**DIRECTION:**
Output all of the entries exactly as written.

********

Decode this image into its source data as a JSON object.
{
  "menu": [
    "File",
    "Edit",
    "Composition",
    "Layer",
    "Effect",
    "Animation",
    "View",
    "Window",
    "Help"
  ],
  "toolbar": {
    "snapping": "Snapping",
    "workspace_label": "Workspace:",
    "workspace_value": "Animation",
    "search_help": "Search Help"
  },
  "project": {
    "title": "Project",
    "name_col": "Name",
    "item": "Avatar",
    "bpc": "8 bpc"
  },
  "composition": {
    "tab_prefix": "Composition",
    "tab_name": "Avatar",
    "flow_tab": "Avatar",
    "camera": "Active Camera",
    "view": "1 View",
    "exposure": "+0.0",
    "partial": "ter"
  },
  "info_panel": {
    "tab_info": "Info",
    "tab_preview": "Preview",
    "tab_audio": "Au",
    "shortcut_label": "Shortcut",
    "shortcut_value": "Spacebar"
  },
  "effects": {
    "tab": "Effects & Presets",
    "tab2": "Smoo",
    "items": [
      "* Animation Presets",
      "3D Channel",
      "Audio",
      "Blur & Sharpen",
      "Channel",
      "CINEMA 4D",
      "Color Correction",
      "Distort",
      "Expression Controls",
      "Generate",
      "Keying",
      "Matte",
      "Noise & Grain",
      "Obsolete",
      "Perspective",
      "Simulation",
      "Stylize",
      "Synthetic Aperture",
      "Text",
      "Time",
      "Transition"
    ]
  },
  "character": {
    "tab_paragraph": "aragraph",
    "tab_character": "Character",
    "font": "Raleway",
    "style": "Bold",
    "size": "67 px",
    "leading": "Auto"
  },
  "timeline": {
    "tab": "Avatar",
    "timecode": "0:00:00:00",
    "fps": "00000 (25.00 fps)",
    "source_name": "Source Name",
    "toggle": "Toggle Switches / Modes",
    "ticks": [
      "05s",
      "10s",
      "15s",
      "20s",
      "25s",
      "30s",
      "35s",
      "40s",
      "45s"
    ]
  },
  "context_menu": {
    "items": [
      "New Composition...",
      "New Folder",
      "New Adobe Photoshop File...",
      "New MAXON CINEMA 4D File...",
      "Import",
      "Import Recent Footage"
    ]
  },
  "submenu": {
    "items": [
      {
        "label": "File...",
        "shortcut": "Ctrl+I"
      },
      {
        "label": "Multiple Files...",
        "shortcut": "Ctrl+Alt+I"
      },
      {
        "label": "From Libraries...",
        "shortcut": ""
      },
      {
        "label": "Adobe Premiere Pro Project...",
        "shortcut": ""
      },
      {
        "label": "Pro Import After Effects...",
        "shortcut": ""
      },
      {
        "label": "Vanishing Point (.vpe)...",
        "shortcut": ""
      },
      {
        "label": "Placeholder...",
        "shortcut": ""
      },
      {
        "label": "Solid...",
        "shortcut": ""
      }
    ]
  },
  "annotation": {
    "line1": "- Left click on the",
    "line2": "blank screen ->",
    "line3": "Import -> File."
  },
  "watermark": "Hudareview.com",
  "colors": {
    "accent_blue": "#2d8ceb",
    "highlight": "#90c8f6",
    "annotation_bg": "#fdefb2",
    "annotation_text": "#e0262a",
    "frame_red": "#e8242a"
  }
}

********

**ANSWER IN FULL:**
Decode this image into its source data as a JSON object.
{
  "menu": [
    "File",
    "Edit",
    "Composition",
    "Layer",
    "Effect",
    "Animation",
    "View",
    "Window",
    "Help"
  ],
  "toolbar": {
    "snapping": "Snapping",
    "workspace_label": "Workspace:",
    "workspace_value": "Animation",
    "search_help": "Search Help"
  },
  "project": {
    "title": "Project",
    "name_col": "Name",
    "item": "Avatar",
    "bpc": "8 bpc"
  },
  "composition": {
    "tab_prefix": "Composition",
    "tab_name": "Avatar",
    "flow_tab": "Avatar",
    "camera": "Active Camera",
    "view": "1 View",
    "exposure": "+0.0",
    "partial": "ter"
  },
  "info_panel": {
    "tab_info": "Info",
    "tab_preview": "Preview",
    "tab_audio": "Au",
    "shortcut_label": "Shortcut",
    "shortcut_value": "Spacebar"
  },
  "effects": {
    "tab": "Effects & Presets",
    "tab2": "Smoo",
    "items": [
      "* Animation Presets",
      "3D Channel",
      "Audio",
      "Blur & Sharpen",
      "Channel",
      "CINEMA 4D",
      "Color Correction",
      "Distort",
      "Expression Controls",
      "Generate",
      "Keying",
      "Matte",
      "Noise & Grain",
      "Obsolete",
      "Perspective",
      "Simulation",
      "Stylize",
      "Synthetic Aperture",
      "Text",
      "Time",
      "Transition"
    ]
  },
  "character": {
    "tab_paragraph": "aragraph",
    "tab_character": "Character",
    "font": "Raleway",
    "style": "Bold",
    "size": "67 px",
    "leading": "Auto"
  },
  "timeline": {
    "tab": "Avatar",
    "timecode": "0:00:00:00",
    "fps": "00000 (25.00 fps)",
    "source_name": "Source Name",
    "toggle": "Toggle Switches / Modes",
    "ticks": [
      "05s",
      "10s",
      "15s",
      "20s",
      "25s",
      "30s",
      "35s",
      "40s",
      "45s"
    ]
  },
  "context_menu": {
    "items": [
      "New Composition...",
      "New Folder",
      "New Adobe Photoshop File...",
      "New MAXON CINEMA 4D File...",
      "Import",
      "Import Recent Footage"
    ]
  },
  "submenu": {
    "items": [
      {
        "label": "File...",
        "shortcut": "Ctrl+I"
      },
      {
        "label": "Multiple Files...",
        "shortcut": "Ctrl+Alt+I"
      },
      {
        "label": "From Libraries...",
        "shortcut": ""
      },
      {
        "label": "Adobe Premiere Pro Project...",
        "shortcut": ""
      },
      {
        "label": "Pro Import After Effects...",
        "shortcut": ""
      },
      {
        "label": "Vanishing Point (.vpe)...",
        "shortcut": ""
      },
      {
        "label": "Placeholder...",
        "shortcut": ""
      },
      {
        "label": "Solid...",
        "shortcut": ""
      }
    ]
  },
  "annotation": {
    "line1": "- Left click on the",
    "line2": "blank screen ->",
    "line3": "Import -> File."
  },
  "watermark": "Hudareview.com",
  "colors": {
    "accent_blue": "#2d8ceb",
    "highlight": "#90c8f6",
    "annotation_bg": "#fdefb2",
    "annotation_text": "#e0262a",
    "frame_red": "#e8242a"
  }
}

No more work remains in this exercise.